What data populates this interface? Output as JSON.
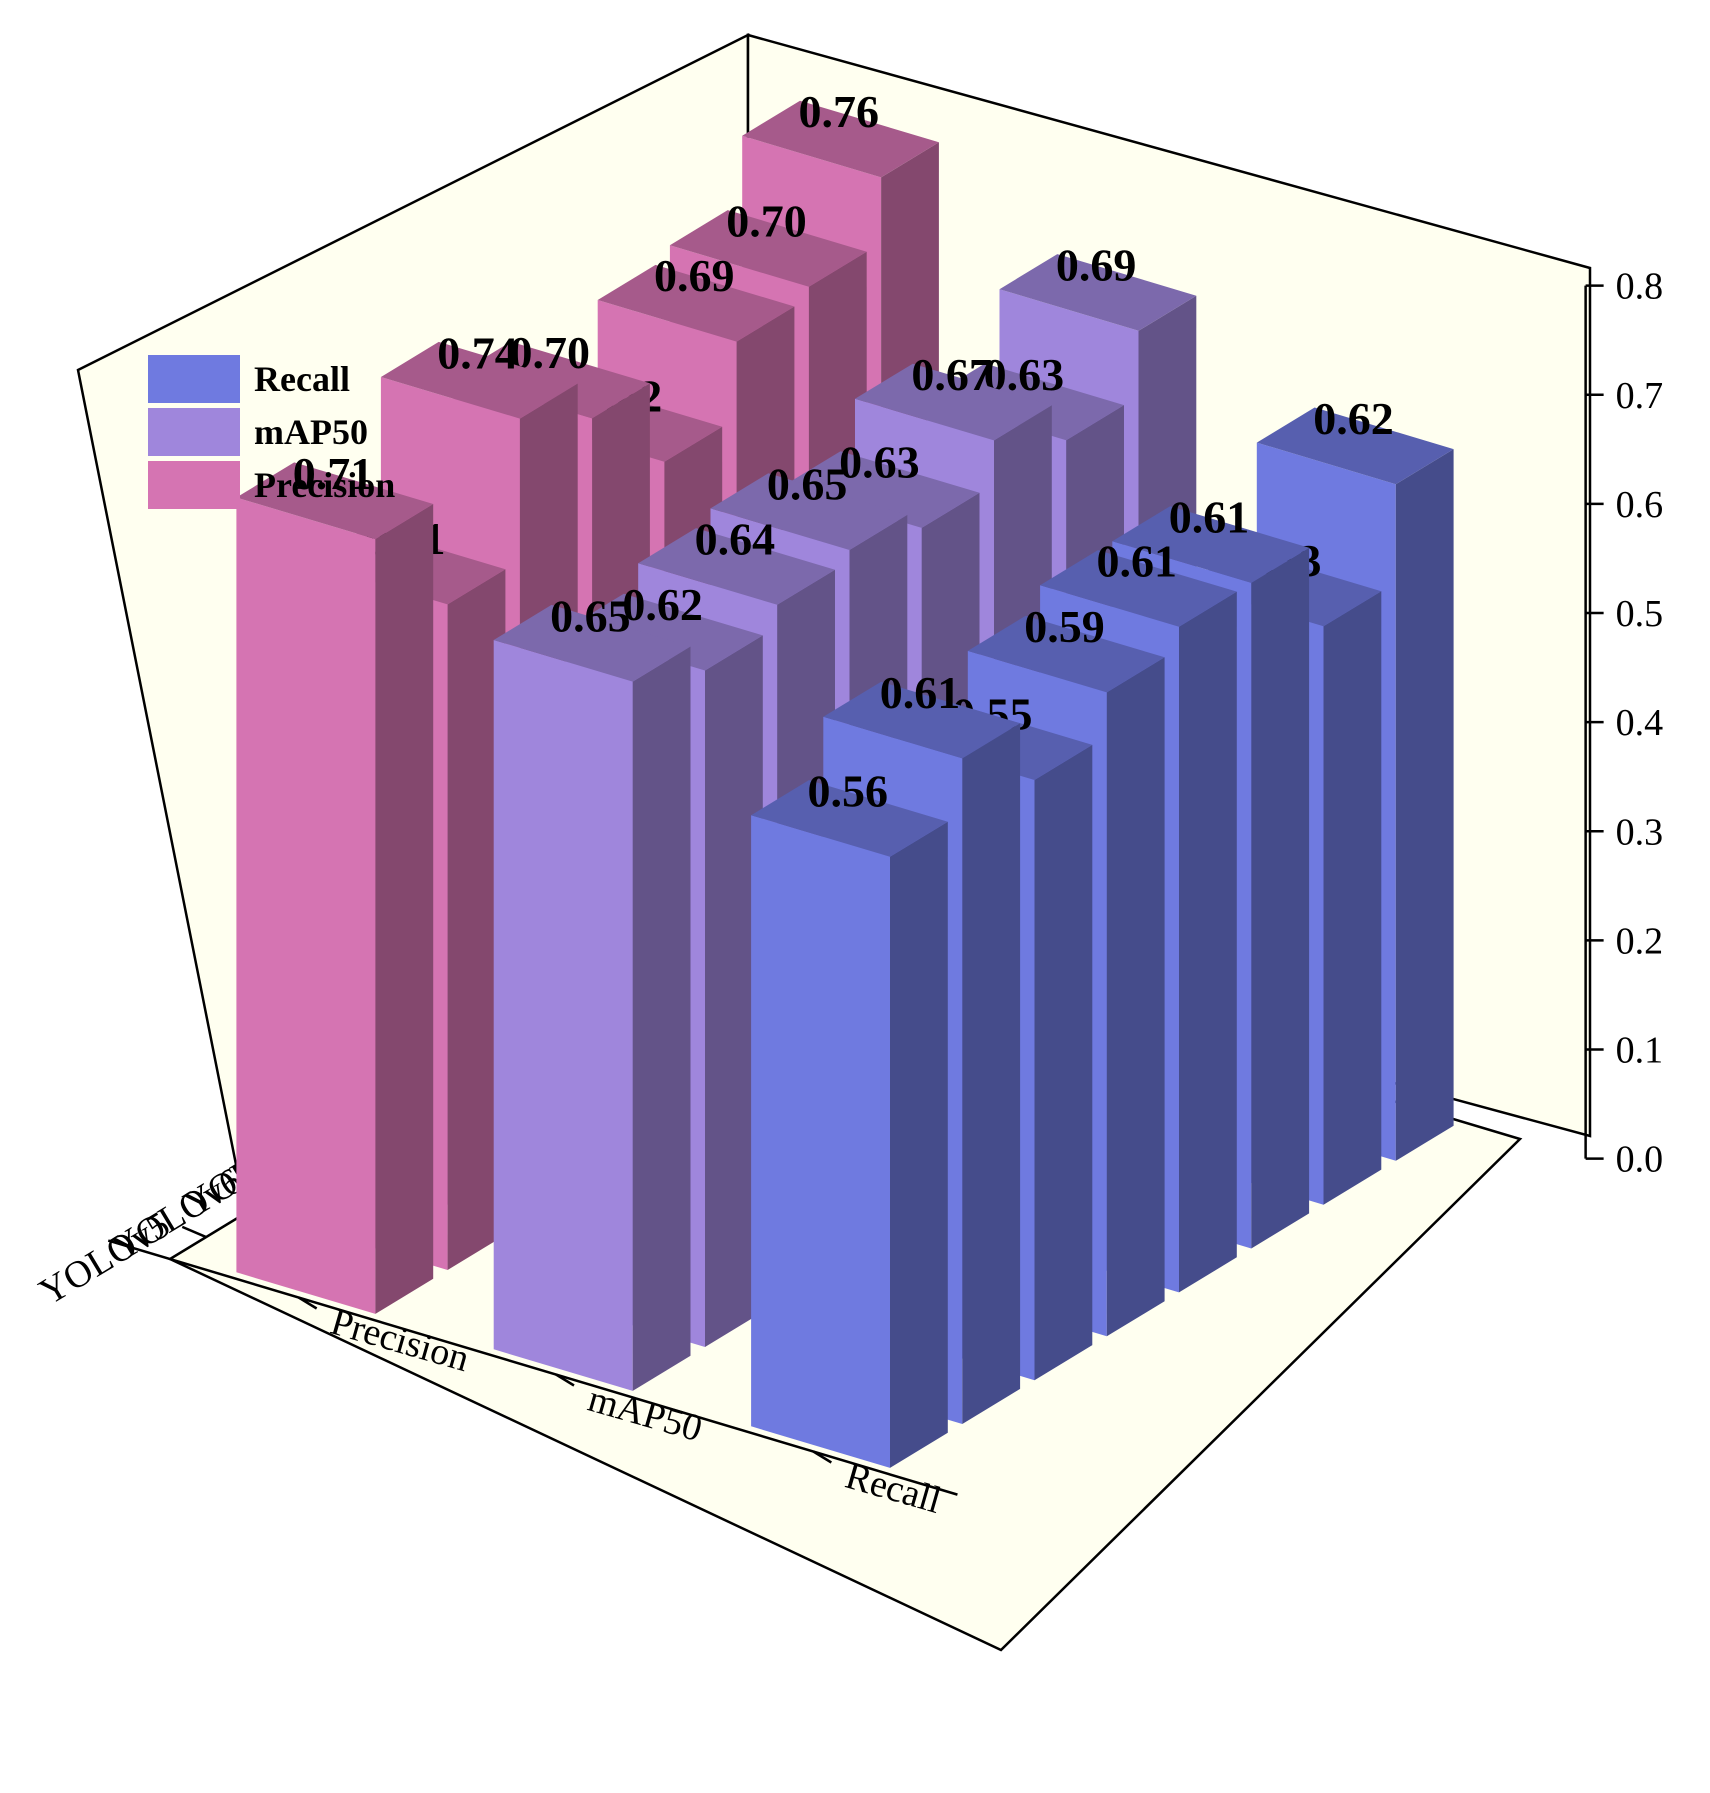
{
  "chart_data": {
    "type": "bar",
    "subtype": "3d-grouped-bar",
    "title": "",
    "categories": [
      "Our model",
      "YOLOv12",
      "YOLOv11",
      "YOLOv10",
      "YOLOv9",
      "YOLOv8",
      "YOLOv6",
      "YOLOv5"
    ],
    "series": [
      {
        "name": "Recall",
        "color": "#6f7ae0",
        "values": [
          0.62,
          0.53,
          0.61,
          0.61,
          0.59,
          0.55,
          0.61,
          0.56
        ]
      },
      {
        "name": "mAP50",
        "color": "#9f86dc",
        "values": [
          0.69,
          0.63,
          0.67,
          0.63,
          0.65,
          0.64,
          0.62,
          0.65
        ]
      },
      {
        "name": "Precision",
        "color": "#d574b2",
        "values": [
          0.76,
          0.7,
          0.69,
          0.62,
          0.7,
          0.74,
          0.61,
          0.71
        ]
      }
    ],
    "data_labels": [
      [
        "0.62",
        "0.53",
        "0.61",
        "0.61",
        "0.59",
        "0.55",
        "0.61",
        "0.56"
      ],
      [
        "0.69",
        "0.63",
        "0.67",
        "0.63",
        "0.65",
        "0.64",
        "0.62",
        "0.65"
      ],
      [
        "0.76",
        "0.70",
        "0.69",
        "0.62",
        "0.70",
        "0.74",
        "0.61",
        "0.71"
      ]
    ],
    "z_ticks": [
      "0.0",
      "0.1",
      "0.2",
      "0.3",
      "0.4",
      "0.5",
      "0.6",
      "0.7",
      "0.8"
    ],
    "zlim": [
      0,
      0.8
    ],
    "xlabel": "",
    "ylabel": "",
    "zlabel": "",
    "legend_position": "top-left",
    "background": "#fffff0"
  }
}
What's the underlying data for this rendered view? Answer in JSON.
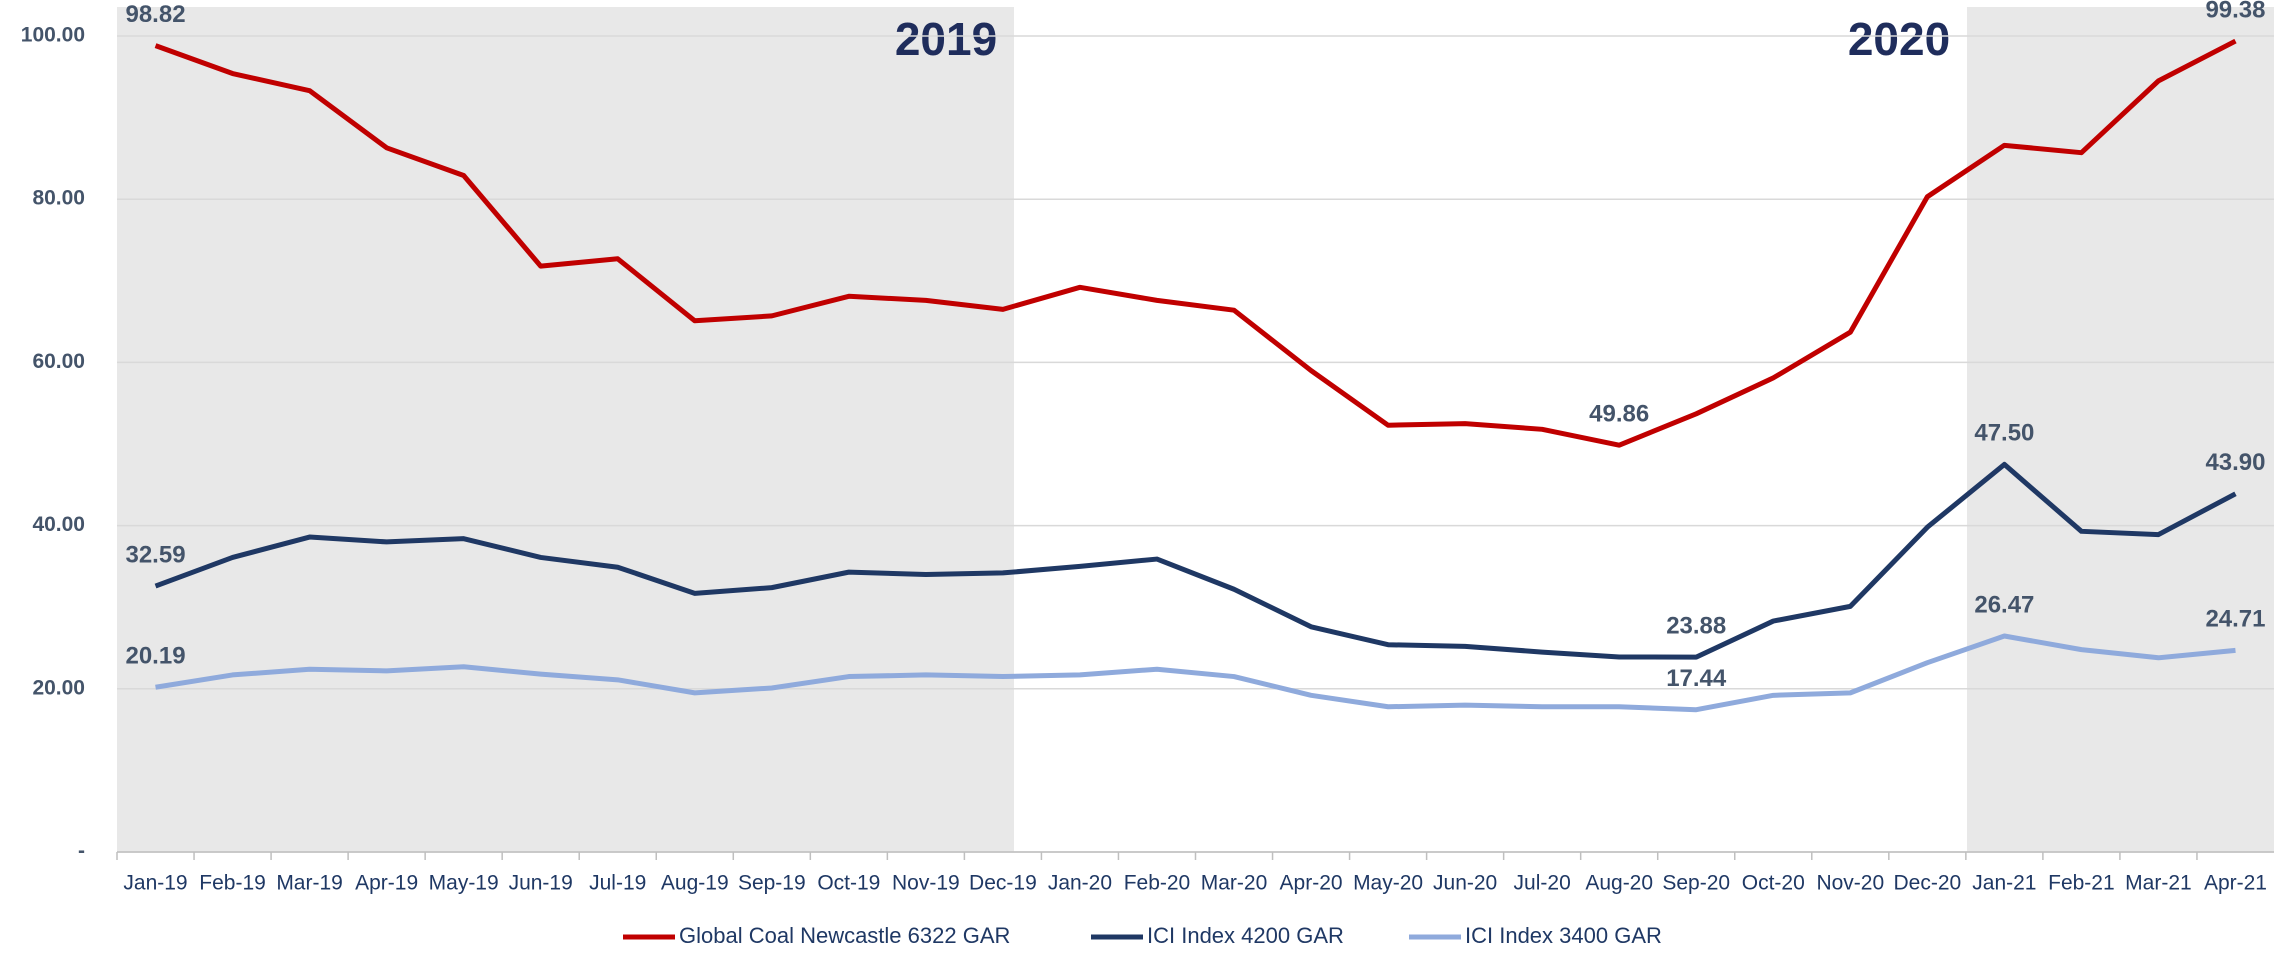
{
  "chart_data": {
    "type": "line",
    "annotations": [
      "2019",
      "2020"
    ],
    "categories": [
      "Jan-19",
      "Feb-19",
      "Mar-19",
      "Apr-19",
      "May-19",
      "Jun-19",
      "Jul-19",
      "Aug-19",
      "Sep-19",
      "Oct-19",
      "Nov-19",
      "Dec-19",
      "Jan-20",
      "Feb-20",
      "Mar-20",
      "Apr-20",
      "May-20",
      "Jun-20",
      "Jul-20",
      "Aug-20",
      "Sep-20",
      "Oct-20",
      "Nov-20",
      "Dec-20",
      "Jan-21",
      "Feb-21",
      "Mar-21",
      "Apr-21"
    ],
    "series": [
      {
        "name": "Global Coal Newcastle 6322 GAR",
        "color": "#c00000",
        "values": [
          98.82,
          95.4,
          93.3,
          86.3,
          82.9,
          71.8,
          72.7,
          65.1,
          65.7,
          68.1,
          67.6,
          66.5,
          69.2,
          67.6,
          66.4,
          59.0,
          52.3,
          52.5,
          51.8,
          49.86,
          53.7,
          58.1,
          63.7,
          80.3,
          86.6,
          85.7,
          94.5,
          99.38
        ],
        "value_labels": [
          "98.82",
          null,
          null,
          null,
          null,
          null,
          null,
          null,
          null,
          null,
          null,
          null,
          null,
          null,
          null,
          null,
          null,
          null,
          null,
          "49.86",
          null,
          null,
          null,
          null,
          null,
          null,
          null,
          "99.38"
        ]
      },
      {
        "name": "ICI Index 4200 GAR",
        "color": "#1f3864",
        "values": [
          32.59,
          36.1,
          38.6,
          38.0,
          38.4,
          36.1,
          34.9,
          31.7,
          32.4,
          34.3,
          34.0,
          34.2,
          35.0,
          35.9,
          32.2,
          27.6,
          25.4,
          25.2,
          24.5,
          23.9,
          23.88,
          28.3,
          30.1,
          39.8,
          47.5,
          39.3,
          38.9,
          43.9
        ],
        "value_labels": [
          "32.59",
          null,
          null,
          null,
          null,
          null,
          null,
          null,
          null,
          null,
          null,
          null,
          null,
          null,
          null,
          null,
          null,
          null,
          null,
          null,
          "23.88",
          null,
          null,
          null,
          "47.50",
          null,
          null,
          "43.90"
        ]
      },
      {
        "name": "ICI Index 3400 GAR",
        "color": "#8faadc",
        "values": [
          20.19,
          21.7,
          22.4,
          22.2,
          22.7,
          21.8,
          21.1,
          19.5,
          20.1,
          21.5,
          21.7,
          21.5,
          21.7,
          22.4,
          21.5,
          19.2,
          17.8,
          18.0,
          17.8,
          17.8,
          17.44,
          19.2,
          19.5,
          23.2,
          26.47,
          24.8,
          23.8,
          24.71
        ],
        "value_labels": [
          "20.19",
          null,
          null,
          null,
          null,
          null,
          null,
          null,
          null,
          null,
          null,
          null,
          null,
          null,
          null,
          null,
          null,
          null,
          null,
          null,
          "17.44",
          null,
          null,
          null,
          "26.47",
          null,
          null,
          "24.71"
        ]
      }
    ],
    "ylim": [
      0,
      100
    ],
    "yticks": [
      {
        "value": 0,
        "label": "-"
      },
      {
        "value": 20,
        "label": "20.00"
      },
      {
        "value": 40,
        "label": "40.00"
      },
      {
        "value": 60,
        "label": "60.00"
      },
      {
        "value": 80,
        "label": "80.00"
      },
      {
        "value": 100,
        "label": "100.00"
      }
    ],
    "grid": true,
    "legend": "bottom"
  }
}
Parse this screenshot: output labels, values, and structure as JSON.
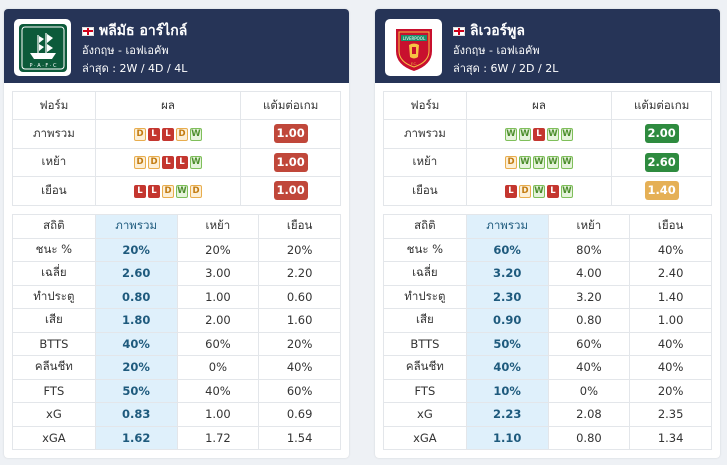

---

Reproduce each line exactly, please, except for any pictures.

What data populates this interface? Output as JSON.
{
  "chart_data": {
    "type": "bar",
    "subtype": "3d-grouped-bar",
    "title": "",
    "categories": [
      "Our model",
      "YOLOv12",
      "YOLOv11",
      "YOLOv10",
      "YOLOv9",
      "YOLOv8",
      "YOLOv6",
      "YOLOv5"
    ],
    "series": [
      {
        "name": "Recall",
        "color": "#6f7ae0",
        "values": [
          0.62,
          0.53,
          0.61,
          0.61,
          0.59,
          0.55,
          0.61,
          0.56
        ]
      },
      {
        "name": "mAP50",
        "color": "#9f86dc",
        "values": [
          0.69,
          0.63,
          0.67,
          0.63,
          0.65,
          0.64,
          0.62,
          0.65
        ]
      },
      {
        "name": "Precision",
        "color": "#d574b2",
        "values": [
          0.76,
          0.7,
          0.69,
          0.62,
          0.7,
          0.74,
          0.61,
          0.71
        ]
      }
    ],
    "data_labels": [
      [
        "0.62",
        "0.53",
        "0.61",
        "0.61",
        "0.59",
        "0.55",
        "0.61",
        "0.56"
      ],
      [
        "0.69",
        "0.63",
        "0.67",
        "0.63",
        "0.65",
        "0.64",
        "0.62",
        "0.65"
      ],
      [
        "0.76",
        "0.70",
        "0.69",
        "0.62",
        "0.70",
        "0.74",
        "0.61",
        "0.71"
      ]
    ],
    "z_ticks": [
      "0.0",
      "0.1",
      "0.2",
      "0.3",
      "0.4",
      "0.5",
      "0.6",
      "0.7",
      "0.8"
    ],
    "zlim": [
      0,
      0.8
    ],
    "xlabel": "",
    "ylabel": "",
    "zlabel": "",
    "legend_position": "top-left",
    "background": "#fffff0"
  }
}
What's the underlying data for this rendered view? Answer in JSON.
{
  "chart_data": {
    "type": "line",
    "annotations": [
      "2019",
      "2020"
    ],
    "categories": [
      "Jan-19",
      "Feb-19",
      "Mar-19",
      "Apr-19",
      "May-19",
      "Jun-19",
      "Jul-19",
      "Aug-19",
      "Sep-19",
      "Oct-19",
      "Nov-19",
      "Dec-19",
      "Jan-20",
      "Feb-20",
      "Mar-20",
      "Apr-20",
      "May-20",
      "Jun-20",
      "Jul-20",
      "Aug-20",
      "Sep-20",
      "Oct-20",
      "Nov-20",
      "Dec-20",
      "Jan-21",
      "Feb-21",
      "Mar-21",
      "Apr-21"
    ],
    "series": [
      {
        "name": "Global Coal Newcastle 6322 GAR",
        "color": "#c00000",
        "values": [
          98.82,
          95.4,
          93.3,
          86.3,
          82.9,
          71.8,
          72.7,
          65.1,
          65.7,
          68.1,
          67.6,
          66.5,
          69.2,
          67.6,
          66.4,
          59.0,
          52.3,
          52.5,
          51.8,
          49.86,
          53.7,
          58.1,
          63.7,
          80.3,
          86.6,
          85.7,
          94.5,
          99.38
        ],
        "value_labels": [
          "98.82",
          null,
          null,
          null,
          null,
          null,
          null,
          null,
          null,
          null,
          null,
          null,
          null,
          null,
          null,
          null,
          null,
          null,
          null,
          "49.86",
          null,
          null,
          null,
          null,
          null,
          null,
          null,
          "99.38"
        ]
      },
      {
        "name": "ICI Index 4200 GAR",
        "color": "#1f3864",
        "values": [
          32.59,
          36.1,
          38.6,
          38.0,
          38.4,
          36.1,
          34.9,
          31.7,
          32.4,
          34.3,
          34.0,
          34.2,
          35.0,
          35.9,
          32.2,
          27.6,
          25.4,
          25.2,
          24.5,
          23.9,
          23.88,
          28.3,
          30.1,
          39.8,
          47.5,
          39.3,
          38.9,
          43.9
        ],
        "value_labels": [
          "32.59",
          null,
          null,
          null,
          null,
          null,
          null,
          null,
          null,
          null,
          null,
          null,
          null,
          null,
          null,
          null,
          null,
          null,
          null,
          null,
          "23.88",
          null,
          null,
          null,
          "47.50",
          null,
          null,
          "43.90"
        ]
      },
      {
        "name": "ICI Index 3400 GAR",
        "color": "#8faadc",
        "values": [
          20.19,
          21.7,
          22.4,
          22.2,
          22.7,
          21.8,
          21.1,
          19.5,
          20.1,
          21.5,
          21.7,
          21.5,
          21.7,
          22.4,
          21.5,
          19.2,
          17.8,
          18.0,
          17.8,
          17.8,
          17.44,
          19.2,
          19.5,
          23.2,
          26.47,
          24.8,
          23.8,
          24.71
        ],
        "value_labels": [
          "20.19",
          null,
          null,
          null,
          null,
          null,
          null,
          null,
          null,
          null,
          null,
          null,
          null,
          null,
          null,
          null,
          null,
          null,
          null,
          null,
          "17.44",
          null,
          null,
          null,
          "26.47",
          null,
          null,
          "24.71"
        ]
      }
    ],
    "ylim": [
      0,
      100
    ],
    "yticks": [
      {
        "value": 0,
        "label": "-"
      },
      {
        "value": 20,
        "label": "20.00"
      },
      {
        "value": 40,
        "label": "40.00"
      },
      {
        "value": 60,
        "label": "60.00"
      },
      {
        "value": 80,
        "label": "80.00"
      },
      {
        "value": 100,
        "label": "100.00"
      }
    ],
    "grid": true,
    "legend": "bottom"
  }
}
Parse this screenshot: output labels, values, and structure as JSON.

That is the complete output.